## TASK DIRECTIONS
Transcribe each line of the records below exactly, excluding any embedded images.

## AVAILABLE RECORDS

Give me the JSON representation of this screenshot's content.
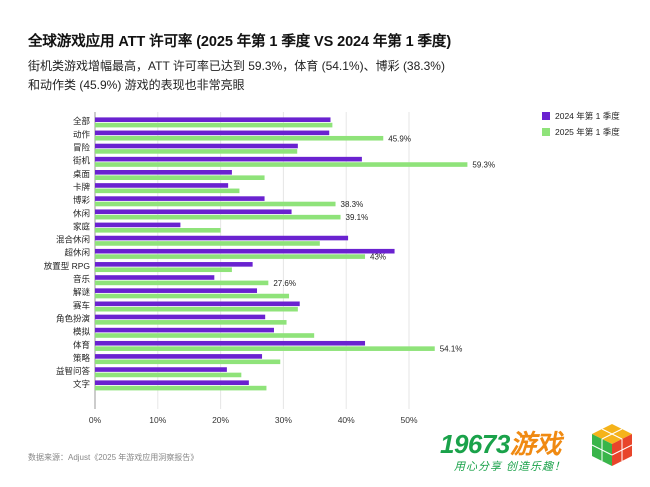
{
  "header": {
    "title": "全球游戏应用 ATT 许可率 (2025 年第 1 季度 VS 2024 年第 1 季度)",
    "subtitle": "街机类游戏增幅最高，ATT 许可率已达到 59.3%，体育 (54.1%)、博彩 (38.3%) 和动作类 (45.9%) 游戏的表现也非常亮眼"
  },
  "footer": {
    "source": "数据来源：Adjust《2025 年游戏应用洞察报告》",
    "logo_number": "19673",
    "logo_cn": "游戏",
    "logo_slogan": "用心分享  创造乐趣！"
  },
  "colors": {
    "series_2024": "#6a22d0",
    "series_2025": "#8fe37a"
  },
  "chart_data": {
    "type": "bar",
    "orientation": "horizontal",
    "categories": [
      "全部",
      "动作",
      "冒险",
      "街机",
      "桌面",
      "卡牌",
      "博彩",
      "休闲",
      "家庭",
      "混合休闲",
      "超休闲",
      "放置型 RPG",
      "音乐",
      "解谜",
      "赛车",
      "角色扮演",
      "模拟",
      "体育",
      "策略",
      "益智问答",
      "文字"
    ],
    "series": [
      {
        "name": "2024 年第 1 季度",
        "values": [
          37.5,
          37.3,
          32.3,
          42.5,
          21.8,
          21.2,
          27.0,
          31.3,
          13.6,
          40.3,
          47.7,
          25.1,
          19.0,
          25.8,
          32.6,
          27.1,
          28.5,
          43.0,
          26.6,
          21.0,
          24.5
        ]
      },
      {
        "name": "2025 年第 1 季度",
        "values": [
          37.8,
          45.9,
          32.2,
          59.3,
          27.0,
          23.0,
          38.3,
          39.1,
          20.0,
          35.8,
          43.0,
          21.8,
          27.6,
          30.9,
          32.3,
          30.5,
          34.9,
          54.1,
          29.5,
          23.3,
          27.3
        ]
      }
    ],
    "data_labels": [
      {
        "category": "动作",
        "series": "2025 年第 1 季度",
        "text": "45.9%"
      },
      {
        "category": "街机",
        "series": "2025 年第 1 季度",
        "text": "59.3%"
      },
      {
        "category": "博彩",
        "series": "2025 年第 1 季度",
        "text": "38.3%"
      },
      {
        "category": "休闲",
        "series": "2025 年第 1 季度",
        "text": "39.1%"
      },
      {
        "category": "超休闲",
        "series": "2025 年第 1 季度",
        "text": "43%"
      },
      {
        "category": "音乐",
        "series": "2025 年第 1 季度",
        "text": "27.6%"
      },
      {
        "category": "体育",
        "series": "2025 年第 1 季度",
        "text": "54.1%"
      }
    ],
    "x_ticks": [
      "0%",
      "10%",
      "20%",
      "30%",
      "40%",
      "50%"
    ],
    "xlim": [
      0,
      60
    ],
    "grid": true,
    "legend_position": "top-right"
  }
}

## OUTPUT
Give me the JSON representation of this screenshot's content.
{
  "header": {
    "title": "全球游戏应用 ATT 许可率 (2025 年第 1 季度 VS 2024 年第 1 季度)",
    "subtitle": "街机类游戏增幅最高，ATT 许可率已达到 59.3%，体育 (54.1%)、博彩 (38.3%) 和动作类 (45.9%) 游戏的表现也非常亮眼"
  },
  "footer": {
    "source": "数据来源：Adjust《2025 年游戏应用洞察报告》",
    "logo_number": "19673",
    "logo_cn": "游戏",
    "logo_slogan": "用心分享  创造乐趣！"
  },
  "colors": {
    "series_2024": "#6a22d0",
    "series_2025": "#8fe37a"
  },
  "chart_data": {
    "type": "bar",
    "orientation": "horizontal",
    "categories": [
      "全部",
      "动作",
      "冒险",
      "街机",
      "桌面",
      "卡牌",
      "博彩",
      "休闲",
      "家庭",
      "混合休闲",
      "超休闲",
      "放置型 RPG",
      "音乐",
      "解谜",
      "赛车",
      "角色扮演",
      "模拟",
      "体育",
      "策略",
      "益智问答",
      "文字"
    ],
    "series": [
      {
        "name": "2024 年第 1 季度",
        "values": [
          37.5,
          37.3,
          32.3,
          42.5,
          21.8,
          21.2,
          27.0,
          31.3,
          13.6,
          40.3,
          47.7,
          25.1,
          19.0,
          25.8,
          32.6,
          27.1,
          28.5,
          43.0,
          26.6,
          21.0,
          24.5
        ]
      },
      {
        "name": "2025 年第 1 季度",
        "values": [
          37.8,
          45.9,
          32.2,
          59.3,
          27.0,
          23.0,
          38.3,
          39.1,
          20.0,
          35.8,
          43.0,
          21.8,
          27.6,
          30.9,
          32.3,
          30.5,
          34.9,
          54.1,
          29.5,
          23.3,
          27.3
        ]
      }
    ],
    "data_labels": [
      {
        "category": "动作",
        "series": "2025 年第 1 季度",
        "text": "45.9%"
      },
      {
        "category": "街机",
        "series": "2025 年第 1 季度",
        "text": "59.3%"
      },
      {
        "category": "博彩",
        "series": "2025 年第 1 季度",
        "text": "38.3%"
      },
      {
        "category": "休闲",
        "series": "2025 年第 1 季度",
        "text": "39.1%"
      },
      {
        "category": "超休闲",
        "series": "2025 年第 1 季度",
        "text": "43%"
      },
      {
        "category": "音乐",
        "series": "2025 年第 1 季度",
        "text": "27.6%"
      },
      {
        "category": "体育",
        "series": "2025 年第 1 季度",
        "text": "54.1%"
      }
    ],
    "x_ticks": [
      "0%",
      "10%",
      "20%",
      "30%",
      "40%",
      "50%"
    ],
    "xlim": [
      0,
      60
    ],
    "grid": true,
    "legend_position": "top-right"
  }
}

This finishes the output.